What to do:
Identify every line in the records below that contains the word "name", and reproduce each one.

Records supplied:
####################

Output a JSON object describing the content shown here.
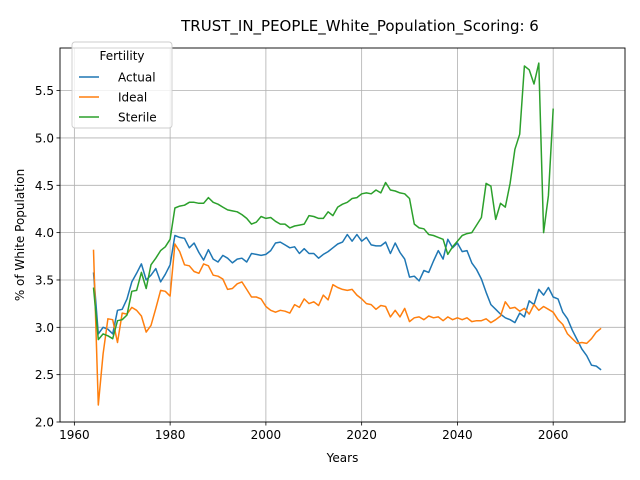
{
  "chart_data": {
    "type": "line",
    "title": "TRUST_IN_PEOPLE_White_Population_Scoring: 6",
    "xlabel": "Years",
    "ylabel": "% of White Population",
    "xlim": [
      1957,
      2075
    ],
    "ylim": [
      2.0,
      5.95
    ],
    "xticks": [
      1960,
      1980,
      2000,
      2020,
      2040,
      2060
    ],
    "yticks": [
      2.0,
      2.5,
      3.0,
      3.5,
      4.0,
      4.5,
      5.0,
      5.5
    ],
    "grid": true,
    "legend": {
      "title": "Fertility",
      "placement": "top-left"
    },
    "series": [
      {
        "name": "Actual",
        "color": "#1f77b4",
        "points": [
          [
            1964,
            3.58
          ],
          [
            1965,
            2.93
          ],
          [
            1966,
            3.0
          ],
          [
            1967,
            2.98
          ],
          [
            1968,
            2.93
          ],
          [
            1969,
            3.18
          ],
          [
            1970,
            3.19
          ],
          [
            1971,
            3.3
          ],
          [
            1972,
            3.48
          ],
          [
            1973,
            3.57
          ],
          [
            1974,
            3.67
          ],
          [
            1975,
            3.5
          ],
          [
            1976,
            3.55
          ],
          [
            1977,
            3.62
          ],
          [
            1978,
            3.48
          ],
          [
            1979,
            3.56
          ],
          [
            1980,
            3.66
          ],
          [
            1981,
            3.97
          ],
          [
            1982,
            3.95
          ],
          [
            1983,
            3.94
          ],
          [
            1984,
            3.84
          ],
          [
            1985,
            3.89
          ],
          [
            1986,
            3.79
          ],
          [
            1987,
            3.71
          ],
          [
            1988,
            3.82
          ],
          [
            1989,
            3.72
          ],
          [
            1990,
            3.69
          ],
          [
            1991,
            3.76
          ],
          [
            1992,
            3.73
          ],
          [
            1993,
            3.68
          ],
          [
            1994,
            3.72
          ],
          [
            1995,
            3.73
          ],
          [
            1996,
            3.69
          ],
          [
            1997,
            3.78
          ],
          [
            1998,
            3.77
          ],
          [
            1999,
            3.76
          ],
          [
            2000,
            3.77
          ],
          [
            2001,
            3.81
          ],
          [
            2002,
            3.89
          ],
          [
            2003,
            3.9
          ],
          [
            2004,
            3.87
          ],
          [
            2005,
            3.84
          ],
          [
            2006,
            3.85
          ],
          [
            2007,
            3.78
          ],
          [
            2008,
            3.83
          ],
          [
            2009,
            3.78
          ],
          [
            2010,
            3.78
          ],
          [
            2011,
            3.73
          ],
          [
            2012,
            3.77
          ],
          [
            2013,
            3.8
          ],
          [
            2014,
            3.84
          ],
          [
            2015,
            3.88
          ],
          [
            2016,
            3.9
          ],
          [
            2017,
            3.98
          ],
          [
            2018,
            3.91
          ],
          [
            2019,
            3.98
          ],
          [
            2020,
            3.91
          ],
          [
            2021,
            3.95
          ],
          [
            2022,
            3.87
          ],
          [
            2023,
            3.86
          ],
          [
            2024,
            3.86
          ],
          [
            2025,
            3.9
          ],
          [
            2026,
            3.78
          ],
          [
            2027,
            3.89
          ],
          [
            2028,
            3.79
          ],
          [
            2029,
            3.72
          ],
          [
            2030,
            3.53
          ],
          [
            2031,
            3.54
          ],
          [
            2032,
            3.49
          ],
          [
            2033,
            3.6
          ],
          [
            2034,
            3.58
          ],
          [
            2035,
            3.7
          ],
          [
            2036,
            3.81
          ],
          [
            2037,
            3.72
          ],
          [
            2038,
            3.93
          ],
          [
            2039,
            3.84
          ],
          [
            2040,
            3.89
          ],
          [
            2041,
            3.8
          ],
          [
            2042,
            3.81
          ],
          [
            2043,
            3.68
          ],
          [
            2044,
            3.61
          ],
          [
            2045,
            3.51
          ],
          [
            2046,
            3.37
          ],
          [
            2047,
            3.24
          ],
          [
            2048,
            3.19
          ],
          [
            2049,
            3.14
          ],
          [
            2050,
            3.1
          ],
          [
            2051,
            3.08
          ],
          [
            2052,
            3.05
          ],
          [
            2053,
            3.15
          ],
          [
            2054,
            3.11
          ],
          [
            2055,
            3.28
          ],
          [
            2056,
            3.24
          ],
          [
            2057,
            3.4
          ],
          [
            2058,
            3.34
          ],
          [
            2059,
            3.42
          ],
          [
            2060,
            3.32
          ],
          [
            2061,
            3.3
          ],
          [
            2062,
            3.16
          ],
          [
            2063,
            3.09
          ],
          [
            2064,
            2.97
          ],
          [
            2065,
            2.87
          ],
          [
            2066,
            2.77
          ],
          [
            2067,
            2.7
          ],
          [
            2068,
            2.6
          ],
          [
            2069,
            2.59
          ],
          [
            2070,
            2.55
          ]
        ]
      },
      {
        "name": "Ideal",
        "color": "#ff7f0e",
        "points": [
          [
            1964,
            3.82
          ],
          [
            1965,
            2.18
          ],
          [
            1966,
            2.72
          ],
          [
            1967,
            3.09
          ],
          [
            1968,
            3.08
          ],
          [
            1969,
            2.84
          ],
          [
            1970,
            3.15
          ],
          [
            1971,
            3.14
          ],
          [
            1972,
            3.21
          ],
          [
            1973,
            3.18
          ],
          [
            1974,
            3.12
          ],
          [
            1975,
            2.95
          ],
          [
            1976,
            3.02
          ],
          [
            1977,
            3.2
          ],
          [
            1978,
            3.39
          ],
          [
            1979,
            3.38
          ],
          [
            1980,
            3.33
          ],
          [
            1981,
            3.88
          ],
          [
            1982,
            3.8
          ],
          [
            1983,
            3.66
          ],
          [
            1984,
            3.65
          ],
          [
            1985,
            3.59
          ],
          [
            1986,
            3.57
          ],
          [
            1987,
            3.67
          ],
          [
            1988,
            3.65
          ],
          [
            1989,
            3.55
          ],
          [
            1990,
            3.54
          ],
          [
            1991,
            3.51
          ],
          [
            1992,
            3.4
          ],
          [
            1993,
            3.41
          ],
          [
            1994,
            3.46
          ],
          [
            1995,
            3.48
          ],
          [
            1996,
            3.4
          ],
          [
            1997,
            3.32
          ],
          [
            1998,
            3.32
          ],
          [
            1999,
            3.3
          ],
          [
            2000,
            3.22
          ],
          [
            2001,
            3.18
          ],
          [
            2002,
            3.16
          ],
          [
            2003,
            3.18
          ],
          [
            2004,
            3.17
          ],
          [
            2005,
            3.15
          ],
          [
            2006,
            3.24
          ],
          [
            2007,
            3.21
          ],
          [
            2008,
            3.3
          ],
          [
            2009,
            3.25
          ],
          [
            2010,
            3.27
          ],
          [
            2011,
            3.23
          ],
          [
            2012,
            3.34
          ],
          [
            2013,
            3.29
          ],
          [
            2014,
            3.45
          ],
          [
            2015,
            3.42
          ],
          [
            2016,
            3.4
          ],
          [
            2017,
            3.39
          ],
          [
            2018,
            3.4
          ],
          [
            2019,
            3.34
          ],
          [
            2020,
            3.3
          ],
          [
            2021,
            3.25
          ],
          [
            2022,
            3.24
          ],
          [
            2023,
            3.19
          ],
          [
            2024,
            3.23
          ],
          [
            2025,
            3.22
          ],
          [
            2026,
            3.11
          ],
          [
            2027,
            3.18
          ],
          [
            2028,
            3.11
          ],
          [
            2029,
            3.2
          ],
          [
            2030,
            3.06
          ],
          [
            2031,
            3.1
          ],
          [
            2032,
            3.11
          ],
          [
            2033,
            3.08
          ],
          [
            2034,
            3.12
          ],
          [
            2035,
            3.1
          ],
          [
            2036,
            3.11
          ],
          [
            2037,
            3.07
          ],
          [
            2038,
            3.11
          ],
          [
            2039,
            3.08
          ],
          [
            2040,
            3.1
          ],
          [
            2041,
            3.08
          ],
          [
            2042,
            3.1
          ],
          [
            2043,
            3.06
          ],
          [
            2044,
            3.07
          ],
          [
            2045,
            3.07
          ],
          [
            2046,
            3.09
          ],
          [
            2047,
            3.05
          ],
          [
            2048,
            3.08
          ],
          [
            2049,
            3.12
          ],
          [
            2050,
            3.27
          ],
          [
            2051,
            3.2
          ],
          [
            2052,
            3.21
          ],
          [
            2053,
            3.17
          ],
          [
            2054,
            3.2
          ],
          [
            2055,
            3.14
          ],
          [
            2056,
            3.24
          ],
          [
            2057,
            3.18
          ],
          [
            2058,
            3.22
          ],
          [
            2059,
            3.19
          ],
          [
            2060,
            3.16
          ],
          [
            2061,
            3.08
          ],
          [
            2062,
            3.03
          ],
          [
            2063,
            2.93
          ],
          [
            2064,
            2.88
          ],
          [
            2065,
            2.83
          ],
          [
            2066,
            2.84
          ],
          [
            2067,
            2.83
          ],
          [
            2068,
            2.88
          ],
          [
            2069,
            2.95
          ],
          [
            2070,
            2.99
          ]
        ]
      },
      {
        "name": "Sterile",
        "color": "#2ca02c",
        "points": [
          [
            1964,
            3.42
          ],
          [
            1965,
            2.87
          ],
          [
            1966,
            2.93
          ],
          [
            1967,
            2.91
          ],
          [
            1968,
            2.88
          ],
          [
            1969,
            3.07
          ],
          [
            1970,
            3.08
          ],
          [
            1971,
            3.13
          ],
          [
            1972,
            3.38
          ],
          [
            1973,
            3.39
          ],
          [
            1974,
            3.58
          ],
          [
            1975,
            3.41
          ],
          [
            1976,
            3.66
          ],
          [
            1977,
            3.73
          ],
          [
            1978,
            3.81
          ],
          [
            1979,
            3.85
          ],
          [
            1980,
            3.93
          ],
          [
            1981,
            4.26
          ],
          [
            1982,
            4.28
          ],
          [
            1983,
            4.29
          ],
          [
            1984,
            4.32
          ],
          [
            1985,
            4.32
          ],
          [
            1986,
            4.31
          ],
          [
            1987,
            4.31
          ],
          [
            1988,
            4.37
          ],
          [
            1989,
            4.32
          ],
          [
            1990,
            4.3
          ],
          [
            1991,
            4.27
          ],
          [
            1992,
            4.24
          ],
          [
            1993,
            4.23
          ],
          [
            1994,
            4.22
          ],
          [
            1995,
            4.19
          ],
          [
            1996,
            4.15
          ],
          [
            1997,
            4.09
          ],
          [
            1998,
            4.11
          ],
          [
            1999,
            4.17
          ],
          [
            2000,
            4.15
          ],
          [
            2001,
            4.16
          ],
          [
            2002,
            4.12
          ],
          [
            2003,
            4.09
          ],
          [
            2004,
            4.09
          ],
          [
            2005,
            4.05
          ],
          [
            2006,
            4.07
          ],
          [
            2007,
            4.08
          ],
          [
            2008,
            4.09
          ],
          [
            2009,
            4.18
          ],
          [
            2010,
            4.17
          ],
          [
            2011,
            4.15
          ],
          [
            2012,
            4.15
          ],
          [
            2013,
            4.22
          ],
          [
            2014,
            4.18
          ],
          [
            2015,
            4.27
          ],
          [
            2016,
            4.3
          ],
          [
            2017,
            4.32
          ],
          [
            2018,
            4.36
          ],
          [
            2019,
            4.37
          ],
          [
            2020,
            4.41
          ],
          [
            2021,
            4.42
          ],
          [
            2022,
            4.41
          ],
          [
            2023,
            4.45
          ],
          [
            2024,
            4.42
          ],
          [
            2025,
            4.53
          ],
          [
            2026,
            4.45
          ],
          [
            2027,
            4.44
          ],
          [
            2028,
            4.42
          ],
          [
            2029,
            4.41
          ],
          [
            2030,
            4.36
          ],
          [
            2031,
            4.09
          ],
          [
            2032,
            4.05
          ],
          [
            2033,
            4.04
          ],
          [
            2034,
            3.98
          ],
          [
            2035,
            3.97
          ],
          [
            2036,
            3.95
          ],
          [
            2037,
            3.93
          ],
          [
            2038,
            3.77
          ],
          [
            2039,
            3.85
          ],
          [
            2040,
            3.91
          ],
          [
            2041,
            3.97
          ],
          [
            2042,
            3.99
          ],
          [
            2043,
            4.0
          ],
          [
            2044,
            4.08
          ],
          [
            2045,
            4.16
          ],
          [
            2046,
            4.52
          ],
          [
            2047,
            4.49
          ],
          [
            2048,
            4.14
          ],
          [
            2049,
            4.31
          ],
          [
            2050,
            4.27
          ],
          [
            2051,
            4.52
          ],
          [
            2052,
            4.88
          ],
          [
            2053,
            5.04
          ],
          [
            2054,
            5.76
          ],
          [
            2055,
            5.72
          ],
          [
            2056,
            5.57
          ],
          [
            2057,
            5.79
          ],
          [
            2058,
            4.0
          ],
          [
            2059,
            4.39
          ],
          [
            2060,
            5.31
          ]
        ]
      }
    ]
  }
}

####################

Reply to the task:
        "name": "Actual",
        "name": "Ideal",
        "name": "Sterile",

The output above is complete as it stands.